======== Working data
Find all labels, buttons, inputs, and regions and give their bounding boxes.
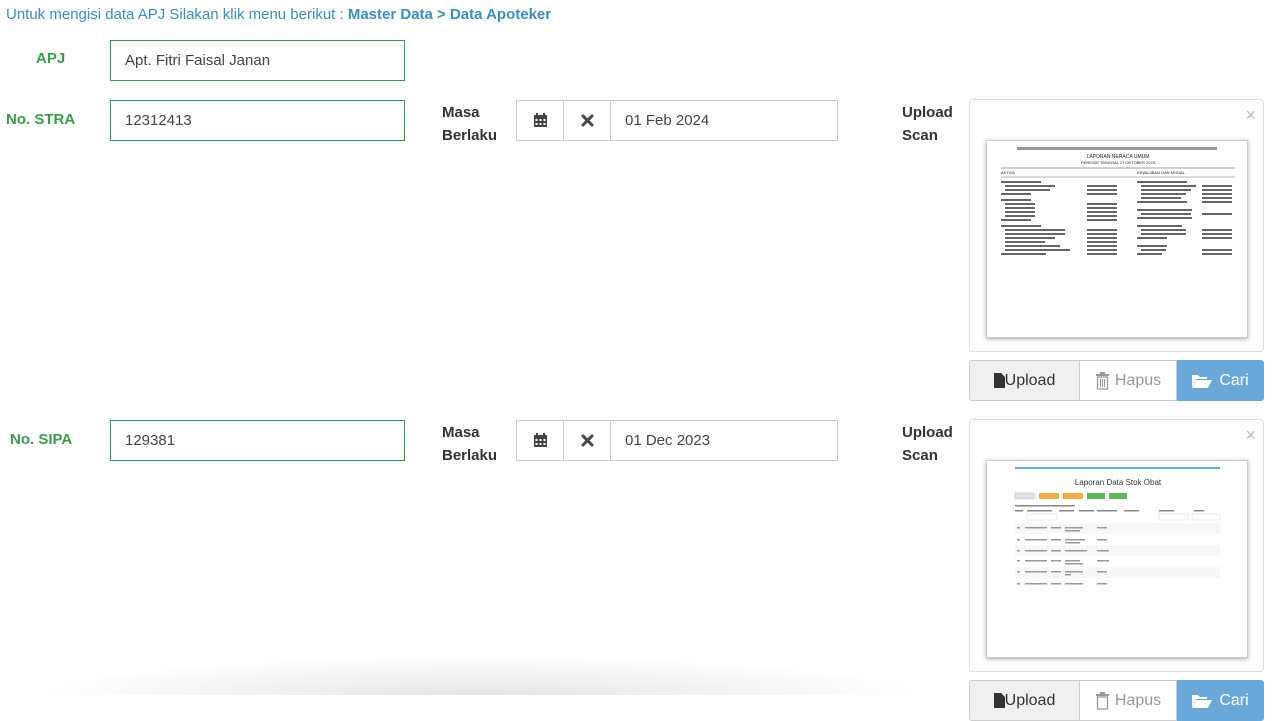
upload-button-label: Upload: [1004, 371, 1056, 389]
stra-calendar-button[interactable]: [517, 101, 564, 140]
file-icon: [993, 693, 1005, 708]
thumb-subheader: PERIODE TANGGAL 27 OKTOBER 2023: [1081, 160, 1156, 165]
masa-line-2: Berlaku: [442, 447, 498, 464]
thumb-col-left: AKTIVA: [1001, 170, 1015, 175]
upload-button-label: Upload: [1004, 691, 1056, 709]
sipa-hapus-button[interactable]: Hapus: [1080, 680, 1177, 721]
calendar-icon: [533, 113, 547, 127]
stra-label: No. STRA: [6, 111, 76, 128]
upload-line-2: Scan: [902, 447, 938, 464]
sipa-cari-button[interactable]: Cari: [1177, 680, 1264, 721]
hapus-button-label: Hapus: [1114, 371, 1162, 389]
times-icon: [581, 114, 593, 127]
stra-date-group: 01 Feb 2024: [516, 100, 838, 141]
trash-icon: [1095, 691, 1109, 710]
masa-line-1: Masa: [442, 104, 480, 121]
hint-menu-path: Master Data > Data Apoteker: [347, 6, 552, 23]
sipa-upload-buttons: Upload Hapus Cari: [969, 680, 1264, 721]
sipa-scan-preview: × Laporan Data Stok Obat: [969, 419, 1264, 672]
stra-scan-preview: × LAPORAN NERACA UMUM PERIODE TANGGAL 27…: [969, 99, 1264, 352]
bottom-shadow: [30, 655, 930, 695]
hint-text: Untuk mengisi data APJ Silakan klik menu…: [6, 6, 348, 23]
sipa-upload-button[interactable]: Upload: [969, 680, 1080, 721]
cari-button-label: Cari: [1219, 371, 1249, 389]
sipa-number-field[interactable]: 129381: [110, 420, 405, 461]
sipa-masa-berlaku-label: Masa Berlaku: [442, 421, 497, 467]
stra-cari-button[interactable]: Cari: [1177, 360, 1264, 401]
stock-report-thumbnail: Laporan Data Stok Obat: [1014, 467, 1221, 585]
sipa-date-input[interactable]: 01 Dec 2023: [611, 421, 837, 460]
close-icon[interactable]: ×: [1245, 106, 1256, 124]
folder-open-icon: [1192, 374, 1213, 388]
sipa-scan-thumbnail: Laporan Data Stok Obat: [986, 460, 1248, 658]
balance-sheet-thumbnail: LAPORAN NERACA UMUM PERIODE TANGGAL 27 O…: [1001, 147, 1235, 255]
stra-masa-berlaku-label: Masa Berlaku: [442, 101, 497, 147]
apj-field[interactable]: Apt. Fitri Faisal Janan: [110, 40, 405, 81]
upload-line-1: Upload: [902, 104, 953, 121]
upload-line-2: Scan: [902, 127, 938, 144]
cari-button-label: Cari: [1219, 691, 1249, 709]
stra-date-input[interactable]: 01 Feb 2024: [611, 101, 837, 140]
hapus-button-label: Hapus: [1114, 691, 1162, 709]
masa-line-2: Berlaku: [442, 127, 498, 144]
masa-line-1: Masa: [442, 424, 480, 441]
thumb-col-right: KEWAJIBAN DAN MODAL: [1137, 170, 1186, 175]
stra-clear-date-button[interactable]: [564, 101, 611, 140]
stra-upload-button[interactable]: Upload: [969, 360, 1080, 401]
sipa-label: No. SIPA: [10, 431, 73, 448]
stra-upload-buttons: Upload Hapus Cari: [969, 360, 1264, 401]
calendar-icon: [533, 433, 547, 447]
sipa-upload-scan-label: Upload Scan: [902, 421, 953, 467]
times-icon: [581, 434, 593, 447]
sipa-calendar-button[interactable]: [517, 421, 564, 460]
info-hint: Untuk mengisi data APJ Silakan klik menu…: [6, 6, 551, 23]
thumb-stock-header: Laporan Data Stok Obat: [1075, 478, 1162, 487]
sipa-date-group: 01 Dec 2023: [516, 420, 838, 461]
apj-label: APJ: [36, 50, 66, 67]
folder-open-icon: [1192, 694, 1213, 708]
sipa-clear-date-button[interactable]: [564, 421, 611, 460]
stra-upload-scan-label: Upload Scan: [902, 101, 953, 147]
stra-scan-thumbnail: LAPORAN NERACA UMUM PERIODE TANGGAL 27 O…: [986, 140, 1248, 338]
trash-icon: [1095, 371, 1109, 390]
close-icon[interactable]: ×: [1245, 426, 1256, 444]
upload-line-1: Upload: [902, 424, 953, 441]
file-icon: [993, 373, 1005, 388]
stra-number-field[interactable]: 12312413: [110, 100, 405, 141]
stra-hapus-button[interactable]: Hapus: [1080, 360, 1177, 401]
================
======== Working data
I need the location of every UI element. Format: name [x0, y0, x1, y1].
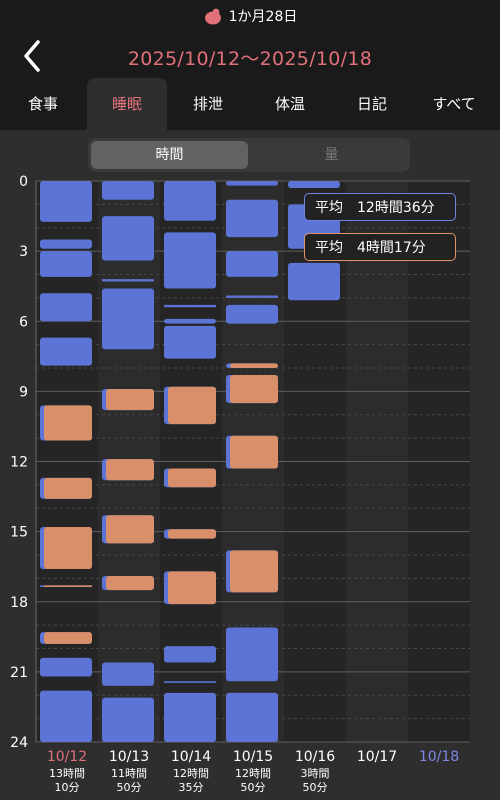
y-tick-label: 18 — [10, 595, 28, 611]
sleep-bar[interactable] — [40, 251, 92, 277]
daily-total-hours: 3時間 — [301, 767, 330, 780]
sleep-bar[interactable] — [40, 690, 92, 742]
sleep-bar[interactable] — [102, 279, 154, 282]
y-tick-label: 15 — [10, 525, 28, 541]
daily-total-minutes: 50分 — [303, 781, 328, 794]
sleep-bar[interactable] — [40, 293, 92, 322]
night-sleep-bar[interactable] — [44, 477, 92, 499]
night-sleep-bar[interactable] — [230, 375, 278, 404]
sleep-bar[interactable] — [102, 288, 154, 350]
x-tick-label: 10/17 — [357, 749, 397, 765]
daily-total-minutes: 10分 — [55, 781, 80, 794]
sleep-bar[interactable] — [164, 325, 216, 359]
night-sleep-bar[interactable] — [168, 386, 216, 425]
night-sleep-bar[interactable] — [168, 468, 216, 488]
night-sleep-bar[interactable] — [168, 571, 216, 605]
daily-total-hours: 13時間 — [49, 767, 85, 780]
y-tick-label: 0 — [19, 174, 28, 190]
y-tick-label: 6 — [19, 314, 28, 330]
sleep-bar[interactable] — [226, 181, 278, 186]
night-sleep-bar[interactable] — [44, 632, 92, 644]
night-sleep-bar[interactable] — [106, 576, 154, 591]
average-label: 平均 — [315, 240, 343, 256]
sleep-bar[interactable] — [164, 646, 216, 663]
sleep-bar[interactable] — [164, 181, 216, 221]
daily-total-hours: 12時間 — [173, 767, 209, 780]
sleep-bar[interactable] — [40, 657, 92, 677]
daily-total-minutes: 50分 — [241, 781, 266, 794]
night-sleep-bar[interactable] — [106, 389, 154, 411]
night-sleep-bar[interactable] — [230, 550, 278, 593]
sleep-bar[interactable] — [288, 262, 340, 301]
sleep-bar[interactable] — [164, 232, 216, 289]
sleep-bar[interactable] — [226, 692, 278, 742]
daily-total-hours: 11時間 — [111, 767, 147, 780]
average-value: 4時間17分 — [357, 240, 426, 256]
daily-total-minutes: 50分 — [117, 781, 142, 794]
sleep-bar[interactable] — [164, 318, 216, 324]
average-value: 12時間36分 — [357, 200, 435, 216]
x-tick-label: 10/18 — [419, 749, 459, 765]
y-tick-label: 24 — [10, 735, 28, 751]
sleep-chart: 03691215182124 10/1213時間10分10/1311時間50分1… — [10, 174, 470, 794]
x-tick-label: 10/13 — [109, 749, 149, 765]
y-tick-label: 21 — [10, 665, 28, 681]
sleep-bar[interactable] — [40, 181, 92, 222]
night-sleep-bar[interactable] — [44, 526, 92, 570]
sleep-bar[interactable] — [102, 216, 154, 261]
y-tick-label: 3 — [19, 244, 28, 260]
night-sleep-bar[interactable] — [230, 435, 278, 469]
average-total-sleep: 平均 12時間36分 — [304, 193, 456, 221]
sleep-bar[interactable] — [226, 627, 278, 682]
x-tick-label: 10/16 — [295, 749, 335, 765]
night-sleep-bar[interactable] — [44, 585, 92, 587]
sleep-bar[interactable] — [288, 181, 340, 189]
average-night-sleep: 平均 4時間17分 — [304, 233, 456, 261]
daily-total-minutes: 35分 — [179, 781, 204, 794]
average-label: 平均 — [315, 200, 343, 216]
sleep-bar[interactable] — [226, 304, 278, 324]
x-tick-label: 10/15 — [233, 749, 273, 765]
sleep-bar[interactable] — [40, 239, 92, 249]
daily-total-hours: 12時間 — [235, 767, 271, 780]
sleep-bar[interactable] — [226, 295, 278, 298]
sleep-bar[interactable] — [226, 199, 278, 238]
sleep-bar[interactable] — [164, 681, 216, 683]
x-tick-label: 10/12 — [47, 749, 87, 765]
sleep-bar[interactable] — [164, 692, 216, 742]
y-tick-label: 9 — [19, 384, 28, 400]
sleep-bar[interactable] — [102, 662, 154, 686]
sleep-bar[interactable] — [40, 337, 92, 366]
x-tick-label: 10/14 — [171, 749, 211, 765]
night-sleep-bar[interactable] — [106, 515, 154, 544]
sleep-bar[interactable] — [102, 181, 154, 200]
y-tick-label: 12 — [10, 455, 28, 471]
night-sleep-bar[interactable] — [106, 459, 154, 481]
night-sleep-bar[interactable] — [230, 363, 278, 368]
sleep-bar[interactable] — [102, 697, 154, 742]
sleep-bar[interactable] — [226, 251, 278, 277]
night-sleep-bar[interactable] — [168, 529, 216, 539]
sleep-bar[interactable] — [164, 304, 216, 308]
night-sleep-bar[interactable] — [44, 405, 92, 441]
================
_Given task_.
Copy out the records above in the stretch from the line containing "y-tick-label: 18 — [10, 595, 28, 611]" through the line containing "y-tick-label: 3 — [19, 244, 28, 260]", both included, unchanged.

_Exercise solution_.
y-tick-label: 18 — [10, 595, 28, 611]
sleep-bar[interactable] — [40, 251, 92, 277]
daily-total-hours: 3時間 — [301, 767, 330, 780]
sleep-bar[interactable] — [40, 690, 92, 742]
sleep-bar[interactable] — [102, 279, 154, 282]
y-tick-label: 15 — [10, 525, 28, 541]
daily-total-minutes: 50分 — [303, 781, 328, 794]
sleep-bar[interactable] — [40, 293, 92, 322]
night-sleep-bar[interactable] — [44, 477, 92, 499]
night-sleep-bar[interactable] — [230, 375, 278, 404]
sleep-bar[interactable] — [102, 288, 154, 350]
x-tick-label: 10/17 — [357, 749, 397, 765]
daily-total-minutes: 10分 — [55, 781, 80, 794]
sleep-bar[interactable] — [164, 325, 216, 359]
night-sleep-bar[interactable] — [168, 386, 216, 425]
night-sleep-bar[interactable] — [168, 468, 216, 488]
night-sleep-bar[interactable] — [168, 571, 216, 605]
daily-total-hours: 13時間 — [49, 767, 85, 780]
y-tick-label: 0 — [19, 174, 28, 190]
y-tick-label: 6 — [19, 314, 28, 330]
sleep-bar[interactable] — [226, 181, 278, 186]
night-sleep-bar[interactable] — [44, 632, 92, 644]
night-sleep-bar[interactable] — [106, 576, 154, 591]
average-label: 平均 — [315, 240, 343, 256]
sleep-bar[interactable] — [164, 646, 216, 663]
sleep-bar[interactable] — [164, 181, 216, 221]
daily-total-hours: 12時間 — [173, 767, 209, 780]
sleep-bar[interactable] — [40, 657, 92, 677]
daily-total-minutes: 50分 — [241, 781, 266, 794]
night-sleep-bar[interactable] — [106, 389, 154, 411]
night-sleep-bar[interactable] — [230, 550, 278, 593]
sleep-bar[interactable] — [288, 262, 340, 301]
sleep-bar[interactable] — [164, 232, 216, 289]
sleep-bar[interactable] — [226, 692, 278, 742]
daily-total-hours: 11時間 — [111, 767, 147, 780]
average-value: 4時間17分 — [357, 240, 426, 256]
daily-total-minutes: 50分 — [117, 781, 142, 794]
sleep-bar[interactable] — [164, 318, 216, 324]
average-value: 12時間36分 — [357, 200, 435, 216]
x-tick-label: 10/18 — [419, 749, 459, 765]
y-tick-label: 24 — [10, 735, 28, 751]
sleep-chart: 03691215182124 10/1213時間10分10/1311時間50分1… — [10, 174, 470, 794]
x-tick-label: 10/13 — [109, 749, 149, 765]
y-tick-label: 21 — [10, 665, 28, 681]
sleep-bar[interactable] — [40, 181, 92, 222]
night-sleep-bar[interactable] — [44, 526, 92, 570]
sleep-bar[interactable] — [102, 216, 154, 261]
y-tick-label: 3 — [19, 244, 28, 260]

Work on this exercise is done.